» **GIVEN INSTRUCTION**
Output every one of the following rows verbatim, with no changes.

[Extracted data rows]
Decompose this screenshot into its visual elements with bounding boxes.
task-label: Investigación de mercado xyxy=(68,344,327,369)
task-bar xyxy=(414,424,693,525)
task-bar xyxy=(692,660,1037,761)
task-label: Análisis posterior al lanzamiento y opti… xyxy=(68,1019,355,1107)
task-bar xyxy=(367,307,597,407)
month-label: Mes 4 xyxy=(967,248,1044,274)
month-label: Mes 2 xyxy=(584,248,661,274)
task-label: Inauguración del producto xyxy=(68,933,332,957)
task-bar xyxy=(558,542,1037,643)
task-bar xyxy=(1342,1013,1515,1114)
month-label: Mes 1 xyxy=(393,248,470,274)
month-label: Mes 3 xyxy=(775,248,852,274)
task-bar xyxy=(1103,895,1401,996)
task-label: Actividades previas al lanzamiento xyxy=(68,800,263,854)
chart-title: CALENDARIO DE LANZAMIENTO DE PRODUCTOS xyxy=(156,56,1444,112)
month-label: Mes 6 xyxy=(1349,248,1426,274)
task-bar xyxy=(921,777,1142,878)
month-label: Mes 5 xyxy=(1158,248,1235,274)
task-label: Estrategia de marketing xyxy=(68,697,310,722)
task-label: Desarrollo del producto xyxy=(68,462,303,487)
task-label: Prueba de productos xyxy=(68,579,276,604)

» **FULL RESPONSE**
Decompose this screenshot into its visual elements with bounding boxes.
task-label: Investigación de mercado xyxy=(68,344,327,369)
task-bar xyxy=(414,424,693,525)
task-bar xyxy=(692,660,1037,761)
task-label: Análisis posterior al lanzamiento y opti… xyxy=(68,1019,355,1107)
task-bar xyxy=(367,307,597,407)
month-label: Mes 4 xyxy=(967,248,1044,274)
month-label: Mes 2 xyxy=(584,248,661,274)
task-label: Inauguración del producto xyxy=(68,933,332,957)
task-bar xyxy=(558,542,1037,643)
task-bar xyxy=(1342,1013,1515,1114)
month-label: Mes 1 xyxy=(393,248,470,274)
month-label: Mes 3 xyxy=(775,248,852,274)
task-bar xyxy=(1103,895,1401,996)
task-label: Actividades previas al lanzamiento xyxy=(68,800,263,854)
chart-title: CALENDARIO DE LANZAMIENTO DE PRODUCTOS xyxy=(156,56,1444,112)
month-label: Mes 6 xyxy=(1349,248,1426,274)
task-bar xyxy=(921,777,1142,878)
month-label: Mes 5 xyxy=(1158,248,1235,274)
task-label: Estrategia de marketing xyxy=(68,697,310,722)
task-label: Desarrollo del producto xyxy=(68,462,303,487)
task-label: Prueba de productos xyxy=(68,579,276,604)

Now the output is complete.